Aim of the task: Work through the data line by line, gathering every line that has the word "JSON".

(Collection entries)

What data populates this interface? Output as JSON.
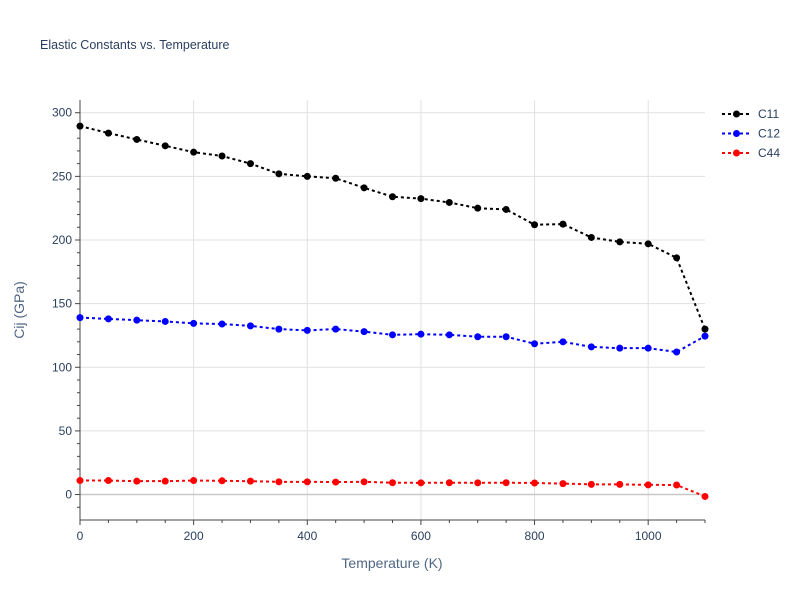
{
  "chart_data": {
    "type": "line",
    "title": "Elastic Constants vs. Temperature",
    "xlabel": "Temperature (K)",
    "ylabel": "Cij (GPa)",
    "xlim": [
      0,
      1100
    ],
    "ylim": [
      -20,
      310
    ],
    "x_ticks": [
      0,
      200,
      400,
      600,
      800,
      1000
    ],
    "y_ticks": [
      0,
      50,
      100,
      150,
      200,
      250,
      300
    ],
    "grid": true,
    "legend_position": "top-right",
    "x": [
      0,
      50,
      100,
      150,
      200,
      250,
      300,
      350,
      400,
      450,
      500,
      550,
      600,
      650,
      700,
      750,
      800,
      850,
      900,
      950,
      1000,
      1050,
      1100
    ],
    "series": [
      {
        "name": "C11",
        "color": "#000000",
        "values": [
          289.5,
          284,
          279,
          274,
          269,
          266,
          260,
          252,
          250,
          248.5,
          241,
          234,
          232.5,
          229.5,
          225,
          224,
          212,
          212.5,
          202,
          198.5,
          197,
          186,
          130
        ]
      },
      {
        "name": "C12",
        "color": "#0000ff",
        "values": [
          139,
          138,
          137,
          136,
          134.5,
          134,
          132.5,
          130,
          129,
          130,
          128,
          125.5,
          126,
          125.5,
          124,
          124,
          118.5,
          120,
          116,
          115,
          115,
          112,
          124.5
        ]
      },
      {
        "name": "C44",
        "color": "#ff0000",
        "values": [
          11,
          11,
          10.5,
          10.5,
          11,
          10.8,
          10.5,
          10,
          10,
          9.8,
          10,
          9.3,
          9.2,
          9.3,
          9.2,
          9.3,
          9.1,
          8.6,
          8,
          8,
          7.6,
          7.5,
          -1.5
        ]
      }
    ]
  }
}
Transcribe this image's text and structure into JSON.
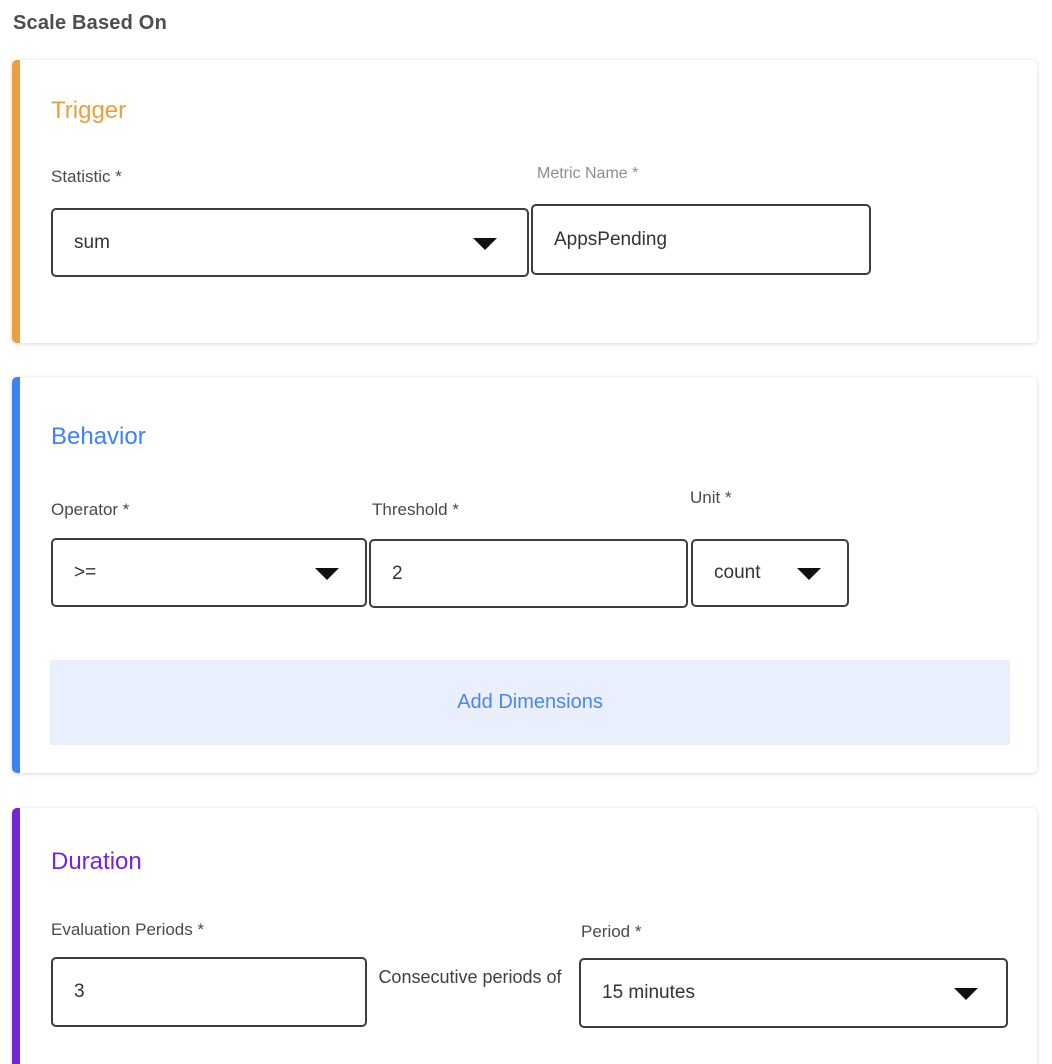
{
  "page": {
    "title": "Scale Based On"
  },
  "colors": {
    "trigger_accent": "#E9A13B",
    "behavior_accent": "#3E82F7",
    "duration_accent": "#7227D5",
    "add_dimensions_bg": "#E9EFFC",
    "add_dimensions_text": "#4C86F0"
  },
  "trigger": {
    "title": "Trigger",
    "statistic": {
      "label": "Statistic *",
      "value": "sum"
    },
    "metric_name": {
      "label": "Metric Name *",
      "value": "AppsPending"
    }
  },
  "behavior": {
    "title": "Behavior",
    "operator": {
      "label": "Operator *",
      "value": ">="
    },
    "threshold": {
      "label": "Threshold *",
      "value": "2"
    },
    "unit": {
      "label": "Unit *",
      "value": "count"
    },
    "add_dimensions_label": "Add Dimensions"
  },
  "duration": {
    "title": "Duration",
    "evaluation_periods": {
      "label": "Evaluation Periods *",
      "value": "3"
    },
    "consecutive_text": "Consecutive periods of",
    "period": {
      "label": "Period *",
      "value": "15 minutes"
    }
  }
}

...

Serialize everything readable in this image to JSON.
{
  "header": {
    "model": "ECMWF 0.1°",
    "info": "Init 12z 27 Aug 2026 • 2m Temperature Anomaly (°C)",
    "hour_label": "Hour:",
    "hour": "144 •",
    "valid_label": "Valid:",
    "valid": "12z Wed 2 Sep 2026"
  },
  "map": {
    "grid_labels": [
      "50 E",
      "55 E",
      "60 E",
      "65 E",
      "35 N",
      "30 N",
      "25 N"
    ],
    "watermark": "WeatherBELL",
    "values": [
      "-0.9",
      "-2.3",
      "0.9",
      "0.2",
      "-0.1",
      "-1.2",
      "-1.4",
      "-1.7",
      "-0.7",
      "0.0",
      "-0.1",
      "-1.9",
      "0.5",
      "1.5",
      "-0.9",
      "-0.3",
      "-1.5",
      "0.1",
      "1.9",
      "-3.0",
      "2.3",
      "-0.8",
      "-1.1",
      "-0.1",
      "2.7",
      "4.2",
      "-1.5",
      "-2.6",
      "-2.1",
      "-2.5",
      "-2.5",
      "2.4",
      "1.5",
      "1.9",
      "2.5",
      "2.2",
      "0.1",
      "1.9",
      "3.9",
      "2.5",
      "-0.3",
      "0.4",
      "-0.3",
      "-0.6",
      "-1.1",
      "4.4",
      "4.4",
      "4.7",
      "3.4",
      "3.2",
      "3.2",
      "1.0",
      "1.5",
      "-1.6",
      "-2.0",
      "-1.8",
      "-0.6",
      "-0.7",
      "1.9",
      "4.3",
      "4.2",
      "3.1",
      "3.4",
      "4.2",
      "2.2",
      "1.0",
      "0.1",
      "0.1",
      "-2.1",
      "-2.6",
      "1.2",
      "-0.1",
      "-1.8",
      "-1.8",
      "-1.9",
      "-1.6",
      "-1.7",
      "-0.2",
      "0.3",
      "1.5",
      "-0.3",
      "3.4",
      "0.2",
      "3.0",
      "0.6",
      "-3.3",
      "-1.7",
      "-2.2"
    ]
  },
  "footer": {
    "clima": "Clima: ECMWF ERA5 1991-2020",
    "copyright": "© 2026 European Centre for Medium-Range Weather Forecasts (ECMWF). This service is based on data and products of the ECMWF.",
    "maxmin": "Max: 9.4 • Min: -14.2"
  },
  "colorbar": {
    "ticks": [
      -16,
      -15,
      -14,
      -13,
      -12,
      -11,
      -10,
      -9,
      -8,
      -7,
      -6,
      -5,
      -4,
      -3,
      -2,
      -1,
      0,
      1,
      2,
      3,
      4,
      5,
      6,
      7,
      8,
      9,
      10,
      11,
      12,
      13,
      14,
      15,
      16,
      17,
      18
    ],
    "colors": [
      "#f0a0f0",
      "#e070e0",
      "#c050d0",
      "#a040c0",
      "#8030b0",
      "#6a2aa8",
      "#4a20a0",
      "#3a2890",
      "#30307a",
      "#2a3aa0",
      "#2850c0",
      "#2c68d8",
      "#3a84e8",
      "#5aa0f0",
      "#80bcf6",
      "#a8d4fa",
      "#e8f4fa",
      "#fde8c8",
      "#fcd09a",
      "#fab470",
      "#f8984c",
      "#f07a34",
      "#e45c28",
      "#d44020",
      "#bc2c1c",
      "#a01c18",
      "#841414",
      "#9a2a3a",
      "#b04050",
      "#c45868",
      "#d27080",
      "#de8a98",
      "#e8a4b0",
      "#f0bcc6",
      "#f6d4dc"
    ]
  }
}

Solution for this problem:
What data populates this interface? Output as JSON.
Transcribe this image's text and structure into JSON.
Serialize everything readable in this image to JSON.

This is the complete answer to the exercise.